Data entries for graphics

● ● ●

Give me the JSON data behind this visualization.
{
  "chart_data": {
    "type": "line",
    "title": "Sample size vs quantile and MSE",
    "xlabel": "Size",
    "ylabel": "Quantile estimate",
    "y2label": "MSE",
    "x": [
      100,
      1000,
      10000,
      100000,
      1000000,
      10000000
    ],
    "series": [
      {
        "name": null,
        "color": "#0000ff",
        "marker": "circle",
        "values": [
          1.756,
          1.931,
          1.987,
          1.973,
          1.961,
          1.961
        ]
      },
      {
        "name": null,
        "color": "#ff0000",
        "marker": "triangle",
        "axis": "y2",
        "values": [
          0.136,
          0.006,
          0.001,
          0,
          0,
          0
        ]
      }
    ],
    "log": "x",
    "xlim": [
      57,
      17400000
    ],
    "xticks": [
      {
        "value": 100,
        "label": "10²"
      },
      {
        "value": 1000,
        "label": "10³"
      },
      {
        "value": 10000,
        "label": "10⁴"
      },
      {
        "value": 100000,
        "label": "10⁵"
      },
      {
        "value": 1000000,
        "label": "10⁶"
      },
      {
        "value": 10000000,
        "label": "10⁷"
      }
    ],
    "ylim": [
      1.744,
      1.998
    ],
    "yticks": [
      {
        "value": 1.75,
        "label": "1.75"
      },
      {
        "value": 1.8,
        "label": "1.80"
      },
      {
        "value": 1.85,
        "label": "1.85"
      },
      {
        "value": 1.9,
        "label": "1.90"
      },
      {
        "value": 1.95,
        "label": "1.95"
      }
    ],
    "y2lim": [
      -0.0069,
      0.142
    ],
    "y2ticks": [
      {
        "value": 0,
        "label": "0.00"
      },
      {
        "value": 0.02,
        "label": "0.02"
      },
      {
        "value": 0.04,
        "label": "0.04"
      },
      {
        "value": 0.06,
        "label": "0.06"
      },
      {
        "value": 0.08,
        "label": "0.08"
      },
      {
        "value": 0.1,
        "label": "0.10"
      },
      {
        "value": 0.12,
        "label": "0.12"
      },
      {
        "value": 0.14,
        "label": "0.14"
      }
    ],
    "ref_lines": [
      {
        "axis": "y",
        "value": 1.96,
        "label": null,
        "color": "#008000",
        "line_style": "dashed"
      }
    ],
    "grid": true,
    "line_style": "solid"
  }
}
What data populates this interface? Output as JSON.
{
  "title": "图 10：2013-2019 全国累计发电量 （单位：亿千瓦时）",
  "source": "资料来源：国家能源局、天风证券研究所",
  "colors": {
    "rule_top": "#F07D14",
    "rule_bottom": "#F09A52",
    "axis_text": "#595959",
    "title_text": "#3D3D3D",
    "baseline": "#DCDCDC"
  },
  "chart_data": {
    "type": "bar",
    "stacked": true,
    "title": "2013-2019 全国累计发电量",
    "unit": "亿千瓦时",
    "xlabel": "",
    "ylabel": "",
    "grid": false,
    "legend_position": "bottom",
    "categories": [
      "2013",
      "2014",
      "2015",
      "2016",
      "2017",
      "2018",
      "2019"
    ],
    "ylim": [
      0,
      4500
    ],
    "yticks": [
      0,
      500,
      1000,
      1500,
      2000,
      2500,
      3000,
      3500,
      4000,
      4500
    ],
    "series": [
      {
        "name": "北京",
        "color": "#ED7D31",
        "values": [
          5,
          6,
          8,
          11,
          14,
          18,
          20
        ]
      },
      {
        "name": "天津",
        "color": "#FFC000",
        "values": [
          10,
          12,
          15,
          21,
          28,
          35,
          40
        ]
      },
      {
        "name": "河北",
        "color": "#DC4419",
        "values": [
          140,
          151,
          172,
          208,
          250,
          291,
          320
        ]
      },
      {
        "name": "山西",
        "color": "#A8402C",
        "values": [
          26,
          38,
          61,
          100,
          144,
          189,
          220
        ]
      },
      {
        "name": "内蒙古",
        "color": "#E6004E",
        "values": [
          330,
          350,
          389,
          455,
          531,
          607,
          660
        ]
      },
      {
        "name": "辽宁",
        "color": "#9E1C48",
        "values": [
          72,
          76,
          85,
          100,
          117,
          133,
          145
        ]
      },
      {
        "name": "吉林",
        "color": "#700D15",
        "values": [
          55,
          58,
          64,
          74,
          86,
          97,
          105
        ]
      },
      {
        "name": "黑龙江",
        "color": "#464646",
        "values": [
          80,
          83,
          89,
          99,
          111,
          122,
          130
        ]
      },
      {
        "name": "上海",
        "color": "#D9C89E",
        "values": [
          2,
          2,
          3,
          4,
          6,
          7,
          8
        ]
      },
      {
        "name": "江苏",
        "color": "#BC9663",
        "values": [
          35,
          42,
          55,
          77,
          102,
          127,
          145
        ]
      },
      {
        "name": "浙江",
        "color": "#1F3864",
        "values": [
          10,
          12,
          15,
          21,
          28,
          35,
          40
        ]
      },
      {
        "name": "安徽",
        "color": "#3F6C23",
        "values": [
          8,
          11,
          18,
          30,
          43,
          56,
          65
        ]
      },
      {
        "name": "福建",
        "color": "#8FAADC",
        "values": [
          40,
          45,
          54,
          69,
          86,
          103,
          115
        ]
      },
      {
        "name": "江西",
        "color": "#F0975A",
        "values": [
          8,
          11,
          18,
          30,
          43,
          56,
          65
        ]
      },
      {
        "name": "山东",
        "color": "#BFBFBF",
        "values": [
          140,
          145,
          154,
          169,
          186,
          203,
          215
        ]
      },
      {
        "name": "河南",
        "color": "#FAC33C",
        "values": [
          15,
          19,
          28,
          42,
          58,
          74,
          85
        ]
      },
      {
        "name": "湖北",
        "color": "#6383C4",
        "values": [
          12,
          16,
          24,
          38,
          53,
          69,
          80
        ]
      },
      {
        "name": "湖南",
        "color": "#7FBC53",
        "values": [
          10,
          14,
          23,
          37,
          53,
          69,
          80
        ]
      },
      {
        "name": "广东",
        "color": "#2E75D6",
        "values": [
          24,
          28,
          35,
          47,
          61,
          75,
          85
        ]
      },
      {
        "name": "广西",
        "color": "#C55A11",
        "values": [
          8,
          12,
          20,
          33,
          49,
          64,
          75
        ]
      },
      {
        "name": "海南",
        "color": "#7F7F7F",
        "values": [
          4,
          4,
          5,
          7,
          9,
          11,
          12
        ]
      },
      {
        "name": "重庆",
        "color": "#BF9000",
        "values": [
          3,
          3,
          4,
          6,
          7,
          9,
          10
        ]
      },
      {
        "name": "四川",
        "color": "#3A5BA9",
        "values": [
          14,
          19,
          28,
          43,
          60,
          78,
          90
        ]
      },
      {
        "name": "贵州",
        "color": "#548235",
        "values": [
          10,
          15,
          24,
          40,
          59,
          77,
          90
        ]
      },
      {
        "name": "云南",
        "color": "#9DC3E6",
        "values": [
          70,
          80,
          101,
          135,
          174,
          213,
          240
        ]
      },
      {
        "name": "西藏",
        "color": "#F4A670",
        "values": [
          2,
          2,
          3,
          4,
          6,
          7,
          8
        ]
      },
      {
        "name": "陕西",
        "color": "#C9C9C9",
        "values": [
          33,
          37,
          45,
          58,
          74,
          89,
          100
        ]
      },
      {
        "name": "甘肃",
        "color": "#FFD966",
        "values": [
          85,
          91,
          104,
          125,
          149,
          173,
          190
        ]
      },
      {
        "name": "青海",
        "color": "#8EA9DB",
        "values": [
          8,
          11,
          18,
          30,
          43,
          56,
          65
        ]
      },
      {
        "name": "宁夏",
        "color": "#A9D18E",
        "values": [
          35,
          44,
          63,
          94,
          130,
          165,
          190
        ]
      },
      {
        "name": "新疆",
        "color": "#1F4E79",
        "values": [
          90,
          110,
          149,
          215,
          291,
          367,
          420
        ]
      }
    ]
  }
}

● ● ●

__Description of the task__.
Give the entries again in full, exactly as they are written.

__The result__.
Give me the JSON data behind this visualization.
{
  "chart_data": {
    "type": "line",
    "title": "Sample size vs quantile and MSE",
    "xlabel": "Size",
    "ylabel": "Quantile estimate",
    "y2label": "MSE",
    "x": [
      100,
      1000,
      10000,
      100000,
      1000000,
      10000000
    ],
    "series": [
      {
        "name": null,
        "color": "#0000ff",
        "marker": "circle",
        "values": [
          1.756,
          1.931,
          1.987,
          1.973,
          1.961,
          1.961
        ]
      },
      {
        "name": null,
        "color": "#ff0000",
        "marker": "triangle",
        "axis": "y2",
        "values": [
          0.136,
          0.006,
          0.001,
          0,
          0,
          0
        ]
      }
    ],
    "log": "x",
    "xlim": [
      57,
      17400000
    ],
    "xticks": [
      {
        "value": 100,
        "label": "10²"
      },
      {
        "value": 1000,
        "label": "10³"
      },
      {
        "value": 10000,
        "label": "10⁴"
      },
      {
        "value": 100000,
        "label": "10⁵"
      },
      {
        "value": 1000000,
        "label": "10⁶"
      },
      {
        "value": 10000000,
        "label": "10⁷"
      }
    ],
    "ylim": [
      1.744,
      1.998
    ],
    "yticks": [
      {
        "value": 1.75,
        "label": "1.75"
      },
      {
        "value": 1.8,
        "label": "1.80"
      },
      {
        "value": 1.85,
        "label": "1.85"
      },
      {
        "value": 1.9,
        "label": "1.90"
      },
      {
        "value": 1.95,
        "label": "1.95"
      }
    ],
    "y2lim": [
      -0.0069,
      0.142
    ],
    "y2ticks": [
      {
        "value": 0,
        "label": "0.00"
      },
      {
        "value": 0.02,
        "label": "0.02"
      },
      {
        "value": 0.04,
        "label": "0.04"
      },
      {
        "value": 0.06,
        "label": "0.06"
      },
      {
        "value": 0.08,
        "label": "0.08"
      },
      {
        "value": 0.1,
        "label": "0.10"
      },
      {
        "value": 0.12,
        "label": "0.12"
      },
      {
        "value": 0.14,
        "label": "0.14"
      }
    ],
    "ref_lines": [
      {
        "axis": "y",
        "value": 1.96,
        "label": null,
        "color": "#008000",
        "line_style": "dashed"
      }
    ],
    "grid": true,
    "line_style": "solid"
  }
}
What data populates this interface? Output as JSON.
{
  "title": "图 10：2013-2019 全国累计发电量 （单位：亿千瓦时）",
  "source": "资料来源：国家能源局、天风证券研究所",
  "colors": {
    "rule_top": "#F07D14",
    "rule_bottom": "#F09A52",
    "axis_text": "#595959",
    "title_text": "#3D3D3D",
    "baseline": "#DCDCDC"
  },
  "chart_data": {
    "type": "bar",
    "stacked": true,
    "title": "2013-2019 全国累计发电量",
    "unit": "亿千瓦时",
    "xlabel": "",
    "ylabel": "",
    "grid": false,
    "legend_position": "bottom",
    "categories": [
      "2013",
      "2014",
      "2015",
      "2016",
      "2017",
      "2018",
      "2019"
    ],
    "ylim": [
      0,
      4500
    ],
    "yticks": [
      0,
      500,
      1000,
      1500,
      2000,
      2500,
      3000,
      3500,
      4000,
      4500
    ],
    "series": [
      {
        "name": "北京",
        "color": "#ED7D31",
        "values": [
          5,
          6,
          8,
          11,
          14,
          18,
          20
        ]
      },
      {
        "name": "天津",
        "color": "#FFC000",
        "values": [
          10,
          12,
          15,
          21,
          28,
          35,
          40
        ]
      },
      {
        "name": "河北",
        "color": "#DC4419",
        "values": [
          140,
          151,
          172,
          208,
          250,
          291,
          320
        ]
      },
      {
        "name": "山西",
        "color": "#A8402C",
        "values": [
          26,
          38,
          61,
          100,
          144,
          189,
          220
        ]
      },
      {
        "name": "内蒙古",
        "color": "#E6004E",
        "values": [
          330,
          350,
          389,
          455,
          531,
          607,
          660
        ]
      },
      {
        "name": "辽宁",
        "color": "#9E1C48",
        "values": [
          72,
          76,
          85,
          100,
          117,
          133,
          145
        ]
      },
      {
        "name": "吉林",
        "color": "#700D15",
        "values": [
          55,
          58,
          64,
          74,
          86,
          97,
          105
        ]
      },
      {
        "name": "黑龙江",
        "color": "#464646",
        "values": [
          80,
          83,
          89,
          99,
          111,
          122,
          130
        ]
      },
      {
        "name": "上海",
        "color": "#D9C89E",
        "values": [
          2,
          2,
          3,
          4,
          6,
          7,
          8
        ]
      },
      {
        "name": "江苏",
        "color": "#BC9663",
        "values": [
          35,
          42,
          55,
          77,
          102,
          127,
          145
        ]
      },
      {
        "name": "浙江",
        "color": "#1F3864",
        "values": [
          10,
          12,
          15,
          21,
          28,
          35,
          40
        ]
      },
      {
        "name": "安徽",
        "color": "#3F6C23",
        "values": [
          8,
          11,
          18,
          30,
          43,
          56,
          65
        ]
      },
      {
        "name": "福建",
        "color": "#8FAADC",
        "values": [
          40,
          45,
          54,
          69,
          86,
          103,
          115
        ]
      },
      {
        "name": "江西",
        "color": "#F0975A",
        "values": [
          8,
          11,
          18,
          30,
          43,
          56,
          65
        ]
      },
      {
        "name": "山东",
        "color": "#BFBFBF",
        "values": [
          140,
          145,
          154,
          169,
          186,
          203,
          215
        ]
      },
      {
        "name": "河南",
        "color": "#FAC33C",
        "values": [
          15,
          19,
          28,
          42,
          58,
          74,
          85
        ]
      },
      {
        "name": "湖北",
        "color": "#6383C4",
        "values": [
          12,
          16,
          24,
          38,
          53,
          69,
          80
        ]
      },
      {
        "name": "湖南",
        "color": "#7FBC53",
        "values": [
          10,
          14,
          23,
          37,
          53,
          69,
          80
        ]
      },
      {
        "name": "广东",
        "color": "#2E75D6",
        "values": [
          24,
          28,
          35,
          47,
          61,
          75,
          85
        ]
      },
      {
        "name": "广西",
        "color": "#C55A11",
        "values": [
          8,
          12,
          20,
          33,
          49,
          64,
          75
        ]
      },
      {
        "name": "海南",
        "color": "#7F7F7F",
        "values": [
          4,
          4,
          5,
          7,
          9,
          11,
          12
        ]
      },
      {
        "name": "重庆",
        "color": "#BF9000",
        "values": [
          3,
          3,
          4,
          6,
          7,
          9,
          10
        ]
      },
      {
        "name": "四川",
        "color": "#3A5BA9",
        "values": [
          14,
          19,
          28,
          43,
          60,
          78,
          90
        ]
      },
      {
        "name": "贵州",
        "color": "#548235",
        "values": [
          10,
          15,
          24,
          40,
          59,
          77,
          90
        ]
      },
      {
        "name": "云南",
        "color": "#9DC3E6",
        "values": [
          70,
          80,
          101,
          135,
          174,
          213,
          240
        ]
      },
      {
        "name": "西藏",
        "color": "#F4A670",
        "values": [
          2,
          2,
          3,
          4,
          6,
          7,
          8
        ]
      },
      {
        "name": "陕西",
        "color": "#C9C9C9",
        "values": [
          33,
          37,
          45,
          58,
          74,
          89,
          100
        ]
      },
      {
        "name": "甘肃",
        "color": "#FFD966",
        "values": [
          85,
          91,
          104,
          125,
          149,
          173,
          190
        ]
      },
      {
        "name": "青海",
        "color": "#8EA9DB",
        "values": [
          8,
          11,
          18,
          30,
          43,
          56,
          65
        ]
      },
      {
        "name": "宁夏",
        "color": "#A9D18E",
        "values": [
          35,
          44,
          63,
          94,
          130,
          165,
          190
        ]
      },
      {
        "name": "新疆",
        "color": "#1F4E79",
        "values": [
          90,
          110,
          149,
          215,
          291,
          367,
          420
        ]
      }
    ]
  }
}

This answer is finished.